## Requirement
Beneath this sentence is a listing. Return its lines from the one containing "What data populates" through the last, exactly, and omit the pictures.

## Records provided
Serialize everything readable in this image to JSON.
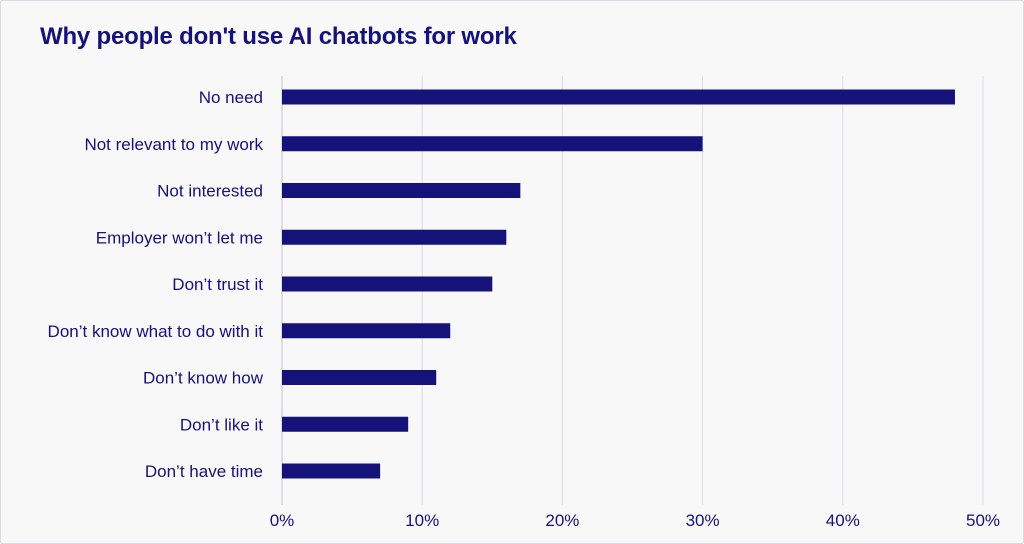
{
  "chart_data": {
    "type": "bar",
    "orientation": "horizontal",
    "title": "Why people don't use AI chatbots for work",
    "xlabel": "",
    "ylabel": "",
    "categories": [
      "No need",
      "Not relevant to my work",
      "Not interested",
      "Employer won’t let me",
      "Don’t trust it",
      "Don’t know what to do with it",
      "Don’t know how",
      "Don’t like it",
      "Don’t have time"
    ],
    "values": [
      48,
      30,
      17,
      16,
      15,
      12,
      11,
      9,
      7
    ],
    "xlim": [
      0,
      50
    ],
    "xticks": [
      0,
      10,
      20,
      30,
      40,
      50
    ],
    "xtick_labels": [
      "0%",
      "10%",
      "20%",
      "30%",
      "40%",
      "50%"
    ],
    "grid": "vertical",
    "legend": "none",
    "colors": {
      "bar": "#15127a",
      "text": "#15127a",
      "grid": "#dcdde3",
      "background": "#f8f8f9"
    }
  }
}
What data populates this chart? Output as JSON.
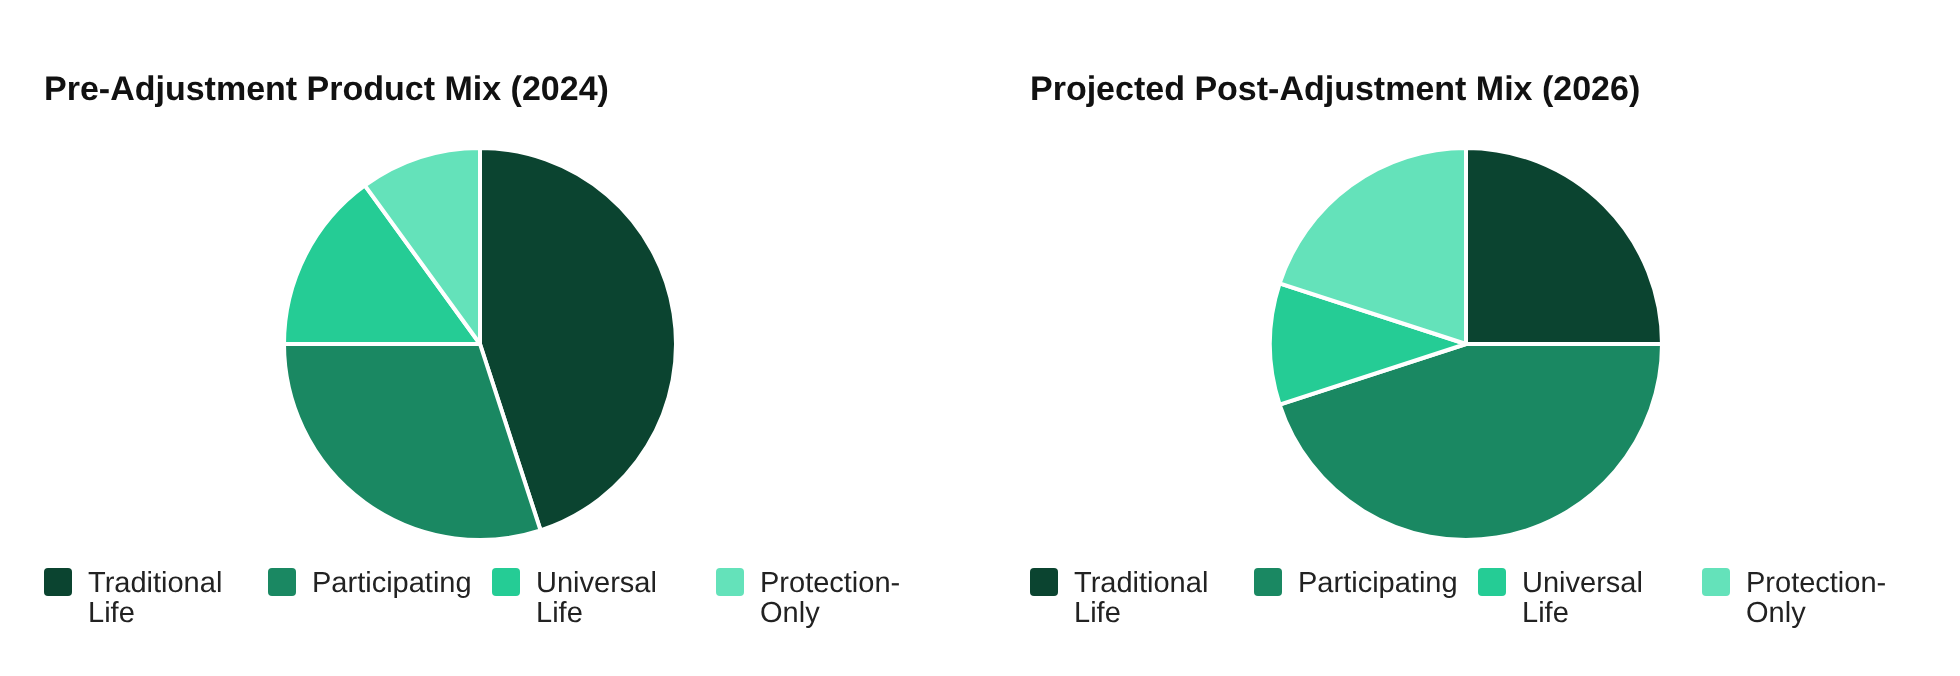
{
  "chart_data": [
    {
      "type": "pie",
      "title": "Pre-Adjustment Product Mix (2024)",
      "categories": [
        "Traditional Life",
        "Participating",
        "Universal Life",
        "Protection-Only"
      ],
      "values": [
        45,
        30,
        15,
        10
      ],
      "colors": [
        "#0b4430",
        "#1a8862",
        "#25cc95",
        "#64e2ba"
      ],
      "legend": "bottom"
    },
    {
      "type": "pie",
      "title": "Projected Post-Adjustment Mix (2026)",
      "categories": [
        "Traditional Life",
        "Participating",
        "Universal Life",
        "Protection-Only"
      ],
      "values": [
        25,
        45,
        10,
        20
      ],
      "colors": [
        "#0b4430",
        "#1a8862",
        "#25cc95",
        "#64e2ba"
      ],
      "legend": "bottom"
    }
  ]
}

## The result
What data populates this chart? Output as JSON.
{
  "chart_data": [
    {
      "type": "pie",
      "title": "Pre-Adjustment Product Mix (2024)",
      "categories": [
        "Traditional Life",
        "Participating",
        "Universal Life",
        "Protection-Only"
      ],
      "values": [
        45,
        30,
        15,
        10
      ],
      "colors": [
        "#0b4430",
        "#1a8862",
        "#25cc95",
        "#64e2ba"
      ],
      "legend": "bottom"
    },
    {
      "type": "pie",
      "title": "Projected Post-Adjustment Mix (2026)",
      "categories": [
        "Traditional Life",
        "Participating",
        "Universal Life",
        "Protection-Only"
      ],
      "values": [
        25,
        45,
        10,
        20
      ],
      "colors": [
        "#0b4430",
        "#1a8862",
        "#25cc95",
        "#64e2ba"
      ],
      "legend": "bottom"
    }
  ]
}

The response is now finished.